Materials provided »
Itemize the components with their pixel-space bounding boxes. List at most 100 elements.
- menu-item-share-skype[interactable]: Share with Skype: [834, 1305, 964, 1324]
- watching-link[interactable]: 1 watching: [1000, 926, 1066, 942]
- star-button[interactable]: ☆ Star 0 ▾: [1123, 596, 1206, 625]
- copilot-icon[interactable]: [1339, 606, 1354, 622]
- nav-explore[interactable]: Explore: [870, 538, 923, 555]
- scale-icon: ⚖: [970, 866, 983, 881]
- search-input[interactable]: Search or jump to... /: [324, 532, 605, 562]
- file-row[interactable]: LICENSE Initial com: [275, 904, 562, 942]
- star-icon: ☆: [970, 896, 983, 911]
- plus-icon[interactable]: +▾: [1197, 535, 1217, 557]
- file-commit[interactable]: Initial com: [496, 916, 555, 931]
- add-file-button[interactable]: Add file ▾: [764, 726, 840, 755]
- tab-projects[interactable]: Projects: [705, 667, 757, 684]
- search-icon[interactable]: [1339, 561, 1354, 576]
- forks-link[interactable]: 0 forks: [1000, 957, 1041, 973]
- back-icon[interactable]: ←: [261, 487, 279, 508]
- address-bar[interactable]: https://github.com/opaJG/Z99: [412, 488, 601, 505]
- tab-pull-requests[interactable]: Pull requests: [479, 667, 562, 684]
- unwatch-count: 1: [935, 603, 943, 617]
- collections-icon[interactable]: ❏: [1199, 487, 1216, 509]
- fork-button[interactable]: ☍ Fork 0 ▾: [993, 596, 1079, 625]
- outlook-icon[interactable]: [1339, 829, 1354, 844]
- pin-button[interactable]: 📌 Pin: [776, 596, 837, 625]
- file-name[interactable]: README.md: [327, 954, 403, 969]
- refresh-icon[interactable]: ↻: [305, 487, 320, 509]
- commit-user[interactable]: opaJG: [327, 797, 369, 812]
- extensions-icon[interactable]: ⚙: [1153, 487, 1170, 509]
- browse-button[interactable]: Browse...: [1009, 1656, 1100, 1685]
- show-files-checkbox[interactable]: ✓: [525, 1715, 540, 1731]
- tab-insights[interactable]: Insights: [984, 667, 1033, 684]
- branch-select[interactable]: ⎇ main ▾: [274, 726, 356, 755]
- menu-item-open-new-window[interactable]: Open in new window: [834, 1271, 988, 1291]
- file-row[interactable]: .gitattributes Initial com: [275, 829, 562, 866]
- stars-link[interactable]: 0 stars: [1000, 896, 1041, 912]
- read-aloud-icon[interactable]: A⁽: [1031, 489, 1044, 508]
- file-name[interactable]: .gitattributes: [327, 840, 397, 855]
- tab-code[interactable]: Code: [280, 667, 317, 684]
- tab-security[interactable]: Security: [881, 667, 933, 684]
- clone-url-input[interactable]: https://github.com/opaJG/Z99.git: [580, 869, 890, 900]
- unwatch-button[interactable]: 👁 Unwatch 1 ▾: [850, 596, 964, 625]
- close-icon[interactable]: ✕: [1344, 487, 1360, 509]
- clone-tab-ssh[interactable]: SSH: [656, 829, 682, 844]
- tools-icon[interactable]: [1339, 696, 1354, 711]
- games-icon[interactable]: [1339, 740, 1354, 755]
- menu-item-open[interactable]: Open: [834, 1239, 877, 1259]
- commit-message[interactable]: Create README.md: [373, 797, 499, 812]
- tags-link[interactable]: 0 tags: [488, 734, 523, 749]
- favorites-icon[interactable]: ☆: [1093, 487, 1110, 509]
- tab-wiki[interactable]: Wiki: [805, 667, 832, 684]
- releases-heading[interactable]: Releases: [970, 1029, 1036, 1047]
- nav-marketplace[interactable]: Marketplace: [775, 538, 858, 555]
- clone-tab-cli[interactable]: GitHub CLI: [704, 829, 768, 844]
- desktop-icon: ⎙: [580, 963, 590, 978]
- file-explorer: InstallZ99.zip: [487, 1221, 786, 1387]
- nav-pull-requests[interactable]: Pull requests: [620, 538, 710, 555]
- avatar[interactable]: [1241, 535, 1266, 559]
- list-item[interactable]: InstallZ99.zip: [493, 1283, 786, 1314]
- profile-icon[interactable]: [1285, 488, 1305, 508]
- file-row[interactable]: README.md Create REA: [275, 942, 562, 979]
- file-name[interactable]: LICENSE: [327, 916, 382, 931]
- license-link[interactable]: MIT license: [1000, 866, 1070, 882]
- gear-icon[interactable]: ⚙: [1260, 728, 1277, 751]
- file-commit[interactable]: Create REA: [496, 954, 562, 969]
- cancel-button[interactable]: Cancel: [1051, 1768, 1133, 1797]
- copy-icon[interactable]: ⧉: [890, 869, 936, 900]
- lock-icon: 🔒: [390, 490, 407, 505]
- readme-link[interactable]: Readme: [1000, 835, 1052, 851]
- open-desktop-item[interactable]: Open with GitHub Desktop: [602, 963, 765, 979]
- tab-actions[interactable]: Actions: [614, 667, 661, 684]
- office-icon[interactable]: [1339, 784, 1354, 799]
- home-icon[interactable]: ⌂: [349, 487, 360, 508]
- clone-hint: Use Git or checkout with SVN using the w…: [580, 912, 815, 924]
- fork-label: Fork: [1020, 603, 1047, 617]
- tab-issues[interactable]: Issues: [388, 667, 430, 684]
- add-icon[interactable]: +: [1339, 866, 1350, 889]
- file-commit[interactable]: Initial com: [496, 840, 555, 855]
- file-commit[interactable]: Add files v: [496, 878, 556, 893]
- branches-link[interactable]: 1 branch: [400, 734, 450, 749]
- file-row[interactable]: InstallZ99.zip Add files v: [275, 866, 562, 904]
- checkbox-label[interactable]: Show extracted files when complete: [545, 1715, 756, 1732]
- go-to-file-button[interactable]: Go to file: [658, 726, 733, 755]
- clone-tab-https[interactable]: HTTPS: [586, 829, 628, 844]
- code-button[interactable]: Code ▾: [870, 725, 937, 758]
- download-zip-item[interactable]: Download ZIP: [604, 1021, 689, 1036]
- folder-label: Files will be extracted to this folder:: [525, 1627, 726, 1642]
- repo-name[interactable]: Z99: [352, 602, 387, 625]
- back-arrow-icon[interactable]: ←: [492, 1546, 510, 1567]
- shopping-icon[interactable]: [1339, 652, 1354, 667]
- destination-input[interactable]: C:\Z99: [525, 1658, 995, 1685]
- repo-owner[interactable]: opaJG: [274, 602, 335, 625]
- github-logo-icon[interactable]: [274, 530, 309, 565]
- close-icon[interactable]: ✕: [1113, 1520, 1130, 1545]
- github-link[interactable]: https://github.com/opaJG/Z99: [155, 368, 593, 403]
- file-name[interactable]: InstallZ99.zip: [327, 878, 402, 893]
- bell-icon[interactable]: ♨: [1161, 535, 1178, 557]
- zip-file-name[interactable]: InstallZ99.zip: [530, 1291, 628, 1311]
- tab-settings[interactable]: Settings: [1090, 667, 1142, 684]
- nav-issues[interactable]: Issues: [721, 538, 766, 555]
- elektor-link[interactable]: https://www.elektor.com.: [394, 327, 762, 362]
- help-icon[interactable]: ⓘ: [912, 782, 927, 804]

Prompt » Revise the records above by substituting "Initial commit" for each occurrence of "Initial com", leaving every other part unchanged.

Exercise result »
Itemize the components with their pixel-space bounding boxes. List at most 100 elements.
- menu-item-share-skype[interactable]: Share with Skype: [834, 1305, 964, 1324]
- watching-link[interactable]: 1 watching: [1000, 926, 1066, 942]
- star-button[interactable]: ☆ Star 0 ▾: [1123, 596, 1206, 625]
- copilot-icon[interactable]: [1339, 606, 1354, 622]
- nav-explore[interactable]: Explore: [870, 538, 923, 555]
- scale-icon: ⚖: [970, 866, 983, 881]
- search-input[interactable]: Search or jump to... /: [324, 532, 605, 562]
- file-row[interactable]: LICENSE Initial commit: [275, 904, 562, 942]
- star-icon: ☆: [970, 896, 983, 911]
- plus-icon[interactable]: +▾: [1197, 535, 1217, 557]
- file-commit[interactable]: Initial commit: [496, 916, 555, 931]
- add-file-button[interactable]: Add file ▾: [764, 726, 840, 755]
- tab-projects[interactable]: Projects: [705, 667, 757, 684]
- search-icon[interactable]: [1339, 561, 1354, 576]
- forks-link[interactable]: 0 forks: [1000, 957, 1041, 973]
- back-icon[interactable]: ←: [261, 487, 279, 508]
- address-bar[interactable]: https://github.com/opaJG/Z99: [412, 488, 601, 505]
- tab-pull-requests[interactable]: Pull requests: [479, 667, 562, 684]
- unwatch-count: 1: [935, 603, 943, 617]
- collections-icon[interactable]: ❏: [1199, 487, 1216, 509]
- fork-button[interactable]: ☍ Fork 0 ▾: [993, 596, 1079, 625]
- outlook-icon[interactable]: [1339, 829, 1354, 844]
- pin-button[interactable]: 📌 Pin: [776, 596, 837, 625]
- file-name[interactable]: README.md: [327, 954, 403, 969]
- refresh-icon[interactable]: ↻: [305, 487, 320, 509]
- commit-user[interactable]: opaJG: [327, 797, 369, 812]
- extensions-icon[interactable]: ⚙: [1153, 487, 1170, 509]
- browse-button[interactable]: Browse...: [1009, 1656, 1100, 1685]
- show-files-checkbox[interactable]: ✓: [525, 1715, 540, 1731]
- tab-insights[interactable]: Insights: [984, 667, 1033, 684]
- branch-select[interactable]: ⎇ main ▾: [274, 726, 356, 755]
- menu-item-open-new-window[interactable]: Open in new window: [834, 1271, 988, 1291]
- file-row[interactable]: .gitattributes Initial commit: [275, 829, 562, 866]
- stars-link[interactable]: 0 stars: [1000, 896, 1041, 912]
- read-aloud-icon[interactable]: A⁽: [1031, 489, 1044, 508]
- file-name[interactable]: .gitattributes: [327, 840, 397, 855]
- tab-code[interactable]: Code: [280, 667, 317, 684]
- tab-security[interactable]: Security: [881, 667, 933, 684]
- clone-url-input[interactable]: https://github.com/opaJG/Z99.git: [580, 869, 890, 900]
- unwatch-button[interactable]: 👁 Unwatch 1 ▾: [850, 596, 964, 625]
- close-icon[interactable]: ✕: [1344, 487, 1360, 509]
- clone-tab-ssh[interactable]: SSH: [656, 829, 682, 844]
- tools-icon[interactable]: [1339, 696, 1354, 711]
- games-icon[interactable]: [1339, 740, 1354, 755]
- menu-item-open[interactable]: Open: [834, 1239, 877, 1259]
- commit-message[interactable]: Create README.md: [373, 797, 499, 812]
- tags-link[interactable]: 0 tags: [488, 734, 523, 749]
- favorites-icon[interactable]: ☆: [1093, 487, 1110, 509]
- tab-wiki[interactable]: Wiki: [805, 667, 832, 684]
- releases-heading[interactable]: Releases: [970, 1029, 1036, 1047]
- nav-marketplace[interactable]: Marketplace: [775, 538, 858, 555]
- clone-tab-cli[interactable]: GitHub CLI: [704, 829, 768, 844]
- desktop-icon: ⎙: [580, 963, 590, 978]
- file-explorer: InstallZ99.zip: [487, 1221, 786, 1387]
- nav-pull-requests[interactable]: Pull requests: [620, 538, 710, 555]
- avatar[interactable]: [1241, 535, 1266, 559]
- list-item[interactable]: InstallZ99.zip: [493, 1283, 786, 1314]
- profile-icon[interactable]: [1285, 488, 1305, 508]
- file-row[interactable]: README.md Create REA: [275, 942, 562, 979]
- file-name[interactable]: LICENSE: [327, 916, 382, 931]
- license-link[interactable]: MIT license: [1000, 866, 1070, 882]
- gear-icon[interactable]: ⚙: [1260, 728, 1277, 751]
- file-commit[interactable]: Create REA: [496, 954, 562, 969]
- cancel-button[interactable]: Cancel: [1051, 1768, 1133, 1797]
- copy-icon[interactable]: ⧉: [890, 869, 936, 900]
- lock-icon: 🔒: [390, 490, 407, 505]
- readme-link[interactable]: Readme: [1000, 835, 1052, 851]
- open-desktop-item[interactable]: Open with GitHub Desktop: [602, 963, 765, 979]
- tab-actions[interactable]: Actions: [614, 667, 661, 684]
- office-icon[interactable]: [1339, 784, 1354, 799]
- home-icon[interactable]: ⌂: [349, 487, 360, 508]
- clone-hint: Use Git or checkout with SVN using the w…: [580, 912, 815, 924]
- fork-label: Fork: [1020, 603, 1047, 617]
- tab-issues[interactable]: Issues: [388, 667, 430, 684]
- add-icon[interactable]: +: [1339, 866, 1350, 889]
- file-commit[interactable]: Initial commit: [496, 840, 555, 855]
- file-commit[interactable]: Add files v: [496, 878, 556, 893]
- branches-link[interactable]: 1 branch: [400, 734, 450, 749]
- file-row[interactable]: InstallZ99.zip Add files v: [275, 866, 562, 904]
- checkbox-label[interactable]: Show extracted files when complete: [545, 1715, 756, 1732]
- go-to-file-button[interactable]: Go to file: [658, 726, 733, 755]
- clone-tab-https[interactable]: HTTPS: [586, 829, 628, 844]
- code-button[interactable]: Code ▾: [870, 725, 937, 758]
- download-zip-item[interactable]: Download ZIP: [604, 1021, 689, 1036]
- folder-label: Files will be extracted to this folder:: [525, 1627, 726, 1642]
- repo-name[interactable]: Z99: [352, 602, 387, 625]
- back-arrow-icon[interactable]: ←: [492, 1546, 510, 1567]
- shopping-icon[interactable]: [1339, 652, 1354, 667]
- destination-input[interactable]: C:\Z99: [525, 1658, 995, 1685]
- repo-owner[interactable]: opaJG: [274, 602, 335, 625]
- github-logo-icon[interactable]: [274, 530, 309, 565]
- close-icon[interactable]: ✕: [1113, 1520, 1130, 1545]
- github-link[interactable]: https://github.com/opaJG/Z99: [155, 368, 593, 403]
- file-name[interactable]: InstallZ99.zip: [327, 878, 402, 893]
- bell-icon[interactable]: ♨: [1161, 535, 1178, 557]
- zip-file-name[interactable]: InstallZ99.zip: [530, 1291, 628, 1311]
- tab-settings[interactable]: Settings: [1090, 667, 1142, 684]
- nav-issues[interactable]: Issues: [721, 538, 766, 555]
- elektor-link[interactable]: https://www.elektor.com.: [394, 327, 762, 362]
- help-icon[interactable]: ⓘ: [912, 782, 927, 804]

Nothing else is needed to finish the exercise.